## Short problem:
Search the material below for the word "color". Copy every line that has it.

Structured figure records
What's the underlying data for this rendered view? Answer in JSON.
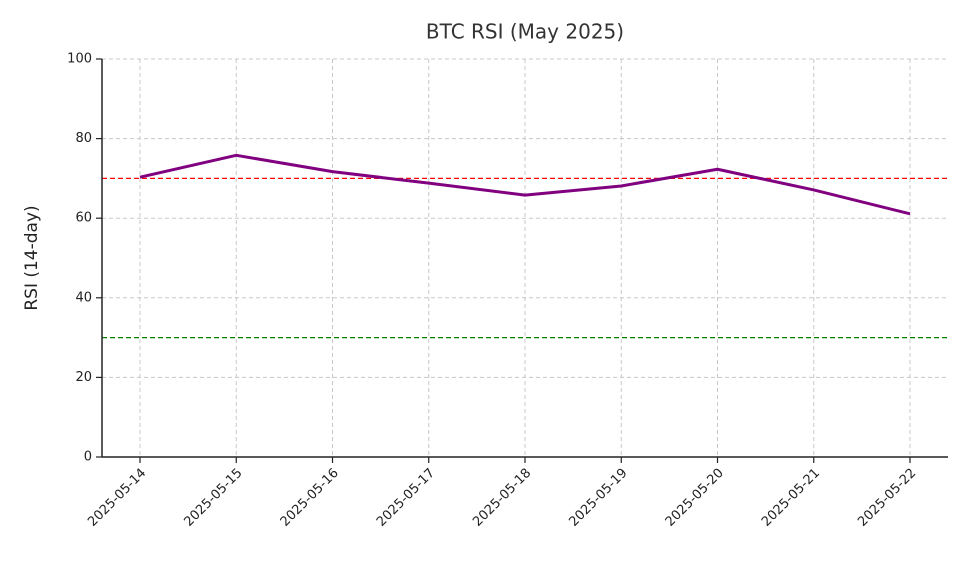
{
  "chart_data": {
    "type": "line",
    "title": "BTC RSI (May 2025)",
    "y_label": "RSI (14-day)",
    "categories": [
      "2025-05-14",
      "2025-05-15",
      "2025-05-16",
      "2025-05-17",
      "2025-05-18",
      "2025-05-19",
      "2025-05-20",
      "2025-05-21",
      "2025-05-22"
    ],
    "series": [
      {
        "color": "#800080",
        "values": [
          70.3,
          75.8,
          71.7,
          68.8,
          65.8,
          68.1,
          72.3,
          67.1,
          61.1
        ]
      }
    ],
    "reference_lines": [
      {
        "value": 70,
        "color": "#ff0000"
      },
      {
        "value": 30,
        "color": "#008000"
      }
    ],
    "ylim": [
      0,
      100
    ],
    "yticks": [
      0,
      20,
      40,
      60,
      80,
      100
    ],
    "grid": true
  }
}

## Completed exercise:
        "color": "#800080",
        "color": "#ff0000"
        "color": "#008000"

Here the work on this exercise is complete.